Written instruction:
Repeat the whole listing below, word for word.

Records to process:
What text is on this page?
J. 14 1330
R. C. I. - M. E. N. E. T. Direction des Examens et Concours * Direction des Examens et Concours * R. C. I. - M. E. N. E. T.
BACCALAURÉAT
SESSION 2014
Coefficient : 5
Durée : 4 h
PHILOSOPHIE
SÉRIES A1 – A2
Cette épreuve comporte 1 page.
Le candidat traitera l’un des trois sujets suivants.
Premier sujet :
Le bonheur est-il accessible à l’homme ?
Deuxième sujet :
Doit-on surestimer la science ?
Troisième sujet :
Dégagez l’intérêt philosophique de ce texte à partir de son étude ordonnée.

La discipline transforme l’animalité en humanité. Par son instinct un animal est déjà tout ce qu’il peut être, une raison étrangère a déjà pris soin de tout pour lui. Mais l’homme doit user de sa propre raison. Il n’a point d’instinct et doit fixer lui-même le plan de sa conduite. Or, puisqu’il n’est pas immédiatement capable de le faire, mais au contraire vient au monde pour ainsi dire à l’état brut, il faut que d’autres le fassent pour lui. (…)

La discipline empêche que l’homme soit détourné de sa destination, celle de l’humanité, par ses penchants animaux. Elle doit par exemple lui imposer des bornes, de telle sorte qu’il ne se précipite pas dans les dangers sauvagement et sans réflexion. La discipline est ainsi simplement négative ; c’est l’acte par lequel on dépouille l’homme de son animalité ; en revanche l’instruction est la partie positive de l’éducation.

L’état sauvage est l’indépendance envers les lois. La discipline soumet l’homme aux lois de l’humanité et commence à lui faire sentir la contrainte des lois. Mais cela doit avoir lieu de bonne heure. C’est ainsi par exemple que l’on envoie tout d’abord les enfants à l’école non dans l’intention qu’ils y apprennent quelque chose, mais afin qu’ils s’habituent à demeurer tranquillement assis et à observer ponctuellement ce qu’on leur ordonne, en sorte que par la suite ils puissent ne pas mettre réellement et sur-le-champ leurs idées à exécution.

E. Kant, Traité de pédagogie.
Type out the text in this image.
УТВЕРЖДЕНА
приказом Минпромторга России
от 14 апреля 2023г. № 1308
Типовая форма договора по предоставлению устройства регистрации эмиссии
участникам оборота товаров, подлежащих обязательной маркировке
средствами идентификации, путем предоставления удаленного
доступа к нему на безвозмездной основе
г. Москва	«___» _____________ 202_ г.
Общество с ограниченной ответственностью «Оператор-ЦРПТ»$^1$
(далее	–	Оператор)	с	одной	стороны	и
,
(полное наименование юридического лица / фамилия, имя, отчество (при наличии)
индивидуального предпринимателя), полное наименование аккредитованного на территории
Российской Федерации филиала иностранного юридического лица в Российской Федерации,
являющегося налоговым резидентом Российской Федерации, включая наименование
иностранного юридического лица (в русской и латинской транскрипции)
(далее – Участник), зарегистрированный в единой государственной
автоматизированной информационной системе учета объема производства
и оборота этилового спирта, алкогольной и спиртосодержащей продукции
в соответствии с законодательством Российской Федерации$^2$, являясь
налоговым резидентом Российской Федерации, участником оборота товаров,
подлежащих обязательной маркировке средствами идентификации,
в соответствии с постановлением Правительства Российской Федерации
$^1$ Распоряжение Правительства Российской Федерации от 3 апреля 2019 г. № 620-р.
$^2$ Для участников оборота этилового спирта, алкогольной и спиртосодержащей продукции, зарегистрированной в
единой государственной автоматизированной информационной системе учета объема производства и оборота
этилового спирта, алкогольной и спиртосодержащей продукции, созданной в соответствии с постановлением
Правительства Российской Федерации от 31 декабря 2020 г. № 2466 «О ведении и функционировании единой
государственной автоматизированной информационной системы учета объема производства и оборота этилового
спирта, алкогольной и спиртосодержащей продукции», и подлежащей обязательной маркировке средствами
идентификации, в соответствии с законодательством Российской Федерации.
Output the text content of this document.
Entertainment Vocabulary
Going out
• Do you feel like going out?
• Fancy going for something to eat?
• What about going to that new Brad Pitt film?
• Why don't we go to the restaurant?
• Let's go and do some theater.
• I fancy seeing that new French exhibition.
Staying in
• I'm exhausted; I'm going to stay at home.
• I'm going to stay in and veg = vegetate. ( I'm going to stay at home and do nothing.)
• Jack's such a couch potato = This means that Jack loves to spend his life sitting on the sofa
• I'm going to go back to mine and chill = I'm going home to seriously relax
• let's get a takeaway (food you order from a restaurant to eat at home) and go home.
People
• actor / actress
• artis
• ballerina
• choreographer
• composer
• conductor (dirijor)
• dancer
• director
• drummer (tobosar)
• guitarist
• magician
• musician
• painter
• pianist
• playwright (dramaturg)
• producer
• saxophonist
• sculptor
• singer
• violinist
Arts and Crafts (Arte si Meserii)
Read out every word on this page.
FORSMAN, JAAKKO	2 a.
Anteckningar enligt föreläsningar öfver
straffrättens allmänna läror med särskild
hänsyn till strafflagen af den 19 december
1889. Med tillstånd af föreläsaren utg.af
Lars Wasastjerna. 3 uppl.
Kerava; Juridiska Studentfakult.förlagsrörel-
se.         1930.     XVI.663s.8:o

The answer:
What text is on this page?
J. 14 1330
R. C. I. - M. E. N. E. T. Direction des Examens et Concours * Direction des Examens et Concours * R. C. I. - M. E. N. E. T.
BACCALAURÉAT
SESSION 2014
Coefficient : 5
Durée : 4 h
PHILOSOPHIE
SÉRIES A1 – A2
Cette épreuve comporte 1 page.
Le candidat traitera l’un des trois sujets suivants.
Premier sujet :
Le bonheur est-il accessible à l’homme ?
Deuxième sujet :
Doit-on surestimer la science ?
Troisième sujet :
Dégagez l’intérêt philosophique de ce texte à partir de son étude ordonnée.

La discipline transforme l’animalité en humanité. Par son instinct un animal est déjà tout ce qu’il peut être, une raison étrangère a déjà pris soin de tout pour lui. Mais l’homme doit user de sa propre raison. Il n’a point d’instinct et doit fixer lui-même le plan de sa conduite. Or, puisqu’il n’est pas immédiatement capable de le faire, mais au contraire vient au monde pour ainsi dire à l’état brut, il faut que d’autres le fassent pour lui. (…)

La discipline empêche que l’homme soit détourné de sa destination, celle de l’humanité, par ses penchants animaux. Elle doit par exemple lui imposer des bornes, de telle sorte qu’il ne se précipite pas dans les dangers sauvagement et sans réflexion. La discipline est ainsi simplement négative ; c’est l’acte par lequel on dépouille l’homme de son animalité ; en revanche l’instruction est la partie positive de l’éducation.

L’état sauvage est l’indépendance envers les lois. La discipline soumet l’homme aux lois de l’humanité et commence à lui faire sentir la contrainte des lois. Mais cela doit avoir lieu de bonne heure. C’est ainsi par exemple que l’on envoie tout d’abord les enfants à l’école non dans l’intention qu’ils y apprennent quelque chose, mais afin qu’ils s’habituent à demeurer tranquillement assis et à observer ponctuellement ce qu’on leur ordonne, en sorte que par la suite ils puissent ne pas mettre réellement et sur-le-champ leurs idées à exécution.

E. Kant, Traité de pédagogie.
Type out the text in this image.
УТВЕРЖДЕНА
приказом Минпромторга России
от 14 апреля 2023г. № 1308
Типовая форма договора по предоставлению устройства регистрации эмиссии
участникам оборота товаров, подлежащих обязательной маркировке
средствами идентификации, путем предоставления удаленного
доступа к нему на безвозмездной основе
г. Москва	«___» _____________ 202_ г.
Общество с ограниченной ответственностью «Оператор-ЦРПТ»$^1$
(далее	–	Оператор)	с	одной	стороны	и
,
(полное наименование юридического лица / фамилия, имя, отчество (при наличии)
индивидуального предпринимателя), полное наименование аккредитованного на территории
Российской Федерации филиала иностранного юридического лица в Российской Федерации,
являющегося налоговым резидентом Российской Федерации, включая наименование
иностранного юридического лица (в русской и латинской транскрипции)
(далее – Участник), зарегистрированный в единой государственной
автоматизированной информационной системе учета объема производства
и оборота этилового спирта, алкогольной и спиртосодержащей продукции
в соответствии с законодательством Российской Федерации$^2$, являясь
налоговым резидентом Российской Федерации, участником оборота товаров,
подлежащих обязательной маркировке средствами идентификации,
в соответствии с постановлением Правительства Российской Федерации
$^1$ Распоряжение Правительства Российской Федерации от 3 апреля 2019 г. № 620-р.
$^2$ Для участников оборота этилового спирта, алкогольной и спиртосодержащей продукции, зарегистрированной в
единой государственной автоматизированной информационной системе учета объема производства и оборота
этилового спирта, алкогольной и спиртосодержащей продукции, созданной в соответствии с постановлением
Правительства Российской Федерации от 31 декабря 2020 г. № 2466 «О ведении и функционировании единой
государственной автоматизированной информационной системы учета объема производства и оборота этилового
спирта, алкогольной и спиртосодержащей продукции», и подлежащей обязательной маркировке средствами
идентификации, в соответствии с законодательством Российской Федерации.
Output the text content of this document.
Entertainment Vocabulary
Going out
• Do you feel like going out?
• Fancy going for something to eat?
• What about going to that new Brad Pitt film?
• Why don't we go to the restaurant?
• Let's go and do some theater.
• I fancy seeing that new French exhibition.
Staying in
• I'm exhausted; I'm going to stay at home.
• I'm going to stay in and veg = vegetate. ( I'm going to stay at home and do nothing.)
• Jack's such a couch potato = This means that Jack loves to spend his life sitting on the sofa
• I'm going to go back to mine and chill = I'm going home to seriously relax
• let's get a takeaway (food you order from a restaurant to eat at home) and go home.
People
• actor / actress
• artis
• ballerina
• choreographer
• composer
• conductor (dirijor)
• dancer
• director
• drummer (tobosar)
• guitarist
• magician
• musician
• painter
• pianist
• playwright (dramaturg)
• producer
• saxophonist
• sculptor
• singer
• violinist
Arts and Crafts (Arte si Meserii)
Read out every word on this page.
FORSMAN, JAAKKO	2 a.
Anteckningar enligt föreläsningar öfver
straffrättens allmänna läror med särskild
hänsyn till strafflagen af den 19 december
1889. Med tillstånd af föreläsaren utg.af
Lars Wasastjerna. 3 uppl.
Kerava; Juridiska Studentfakult.förlagsrörel-
se.         1930.     XVI.663s.8:o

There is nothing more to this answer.